**Record excerpts**.
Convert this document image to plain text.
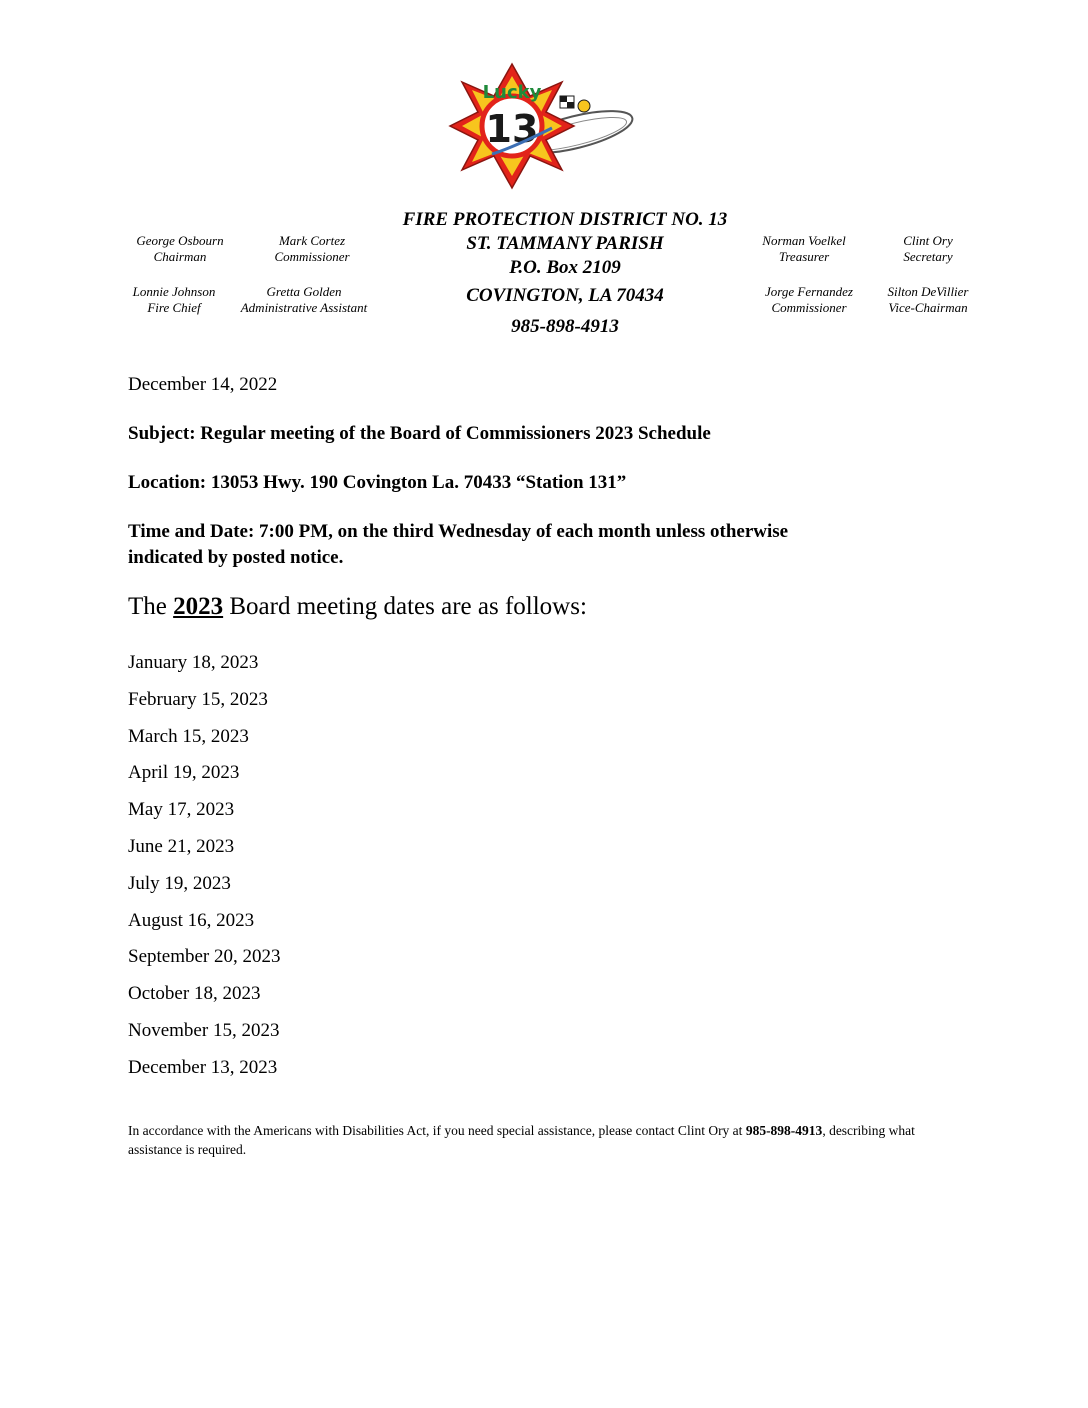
13
Lucky
FIRE PROTECTION DISTRICT NO. 13
ST. TAMMANY PARISH
P.O. Box 2109
COVINGTON, LA 70434
985-898-4913
George Osbourn
Chairman
Mark Cortez
Commissioner
Lonnie Johnson
Fire Chief
Gretta Golden
Administrative Assistant
Norman Voelkel
Treasurer
Clint Ory
Secretary
Jorge Fernandez
Commissioner
Silton DeVillier
Vice-Chairman
December 14, 2022
Subject: Regular meeting of the Board of Commissioners 2023 Schedule
Location: 13053 Hwy. 190 Covington La. 70433 “Station 131”
Time and Date: 7:00 PM, on the third Wednesday of each month unless otherwise
indicated by posted notice.
The 2023 Board meeting dates are as follows:
January 18, 2023
February 15, 2023
March 15, 2023
April 19, 2023
May 17, 2023
June 21, 2023
July 19, 2023
August 16, 2023
September 20, 2023
October 18, 2023
November 15, 2023
December 13, 2023
In accordance with the Americans with Disabilities Act, if you need special assistance, please contact Clint Ory at 985-898-4913, describing what assistance is required.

**Work to complete**. Return all of the entries word for word, but omit the pictures.

**Answer for the task**.
Convert this document image to plain text.
13
Lucky
FIRE PROTECTION DISTRICT NO. 13
ST. TAMMANY PARISH
P.O. Box 2109
COVINGTON, LA 70434
985-898-4913
George Osbourn
Chairman
Mark Cortez
Commissioner
Lonnie Johnson
Fire Chief
Gretta Golden
Administrative Assistant
Norman Voelkel
Treasurer
Clint Ory
Secretary
Jorge Fernandez
Commissioner
Silton DeVillier
Vice-Chairman
December 14, 2022
Subject: Regular meeting of the Board of Commissioners 2023 Schedule
Location: 13053 Hwy. 190 Covington La. 70433 “Station 131”
Time and Date: 7:00 PM, on the third Wednesday of each month unless otherwise
indicated by posted notice.
The 2023 Board meeting dates are as follows:
January 18, 2023
February 15, 2023
March 15, 2023
April 19, 2023
May 17, 2023
June 21, 2023
July 19, 2023
August 16, 2023
September 20, 2023
October 18, 2023
November 15, 2023
December 13, 2023
In accordance with the Americans with Disabilities Act, if you need special assistance, please contact Clint Ory at 985-898-4913, describing what assistance is required.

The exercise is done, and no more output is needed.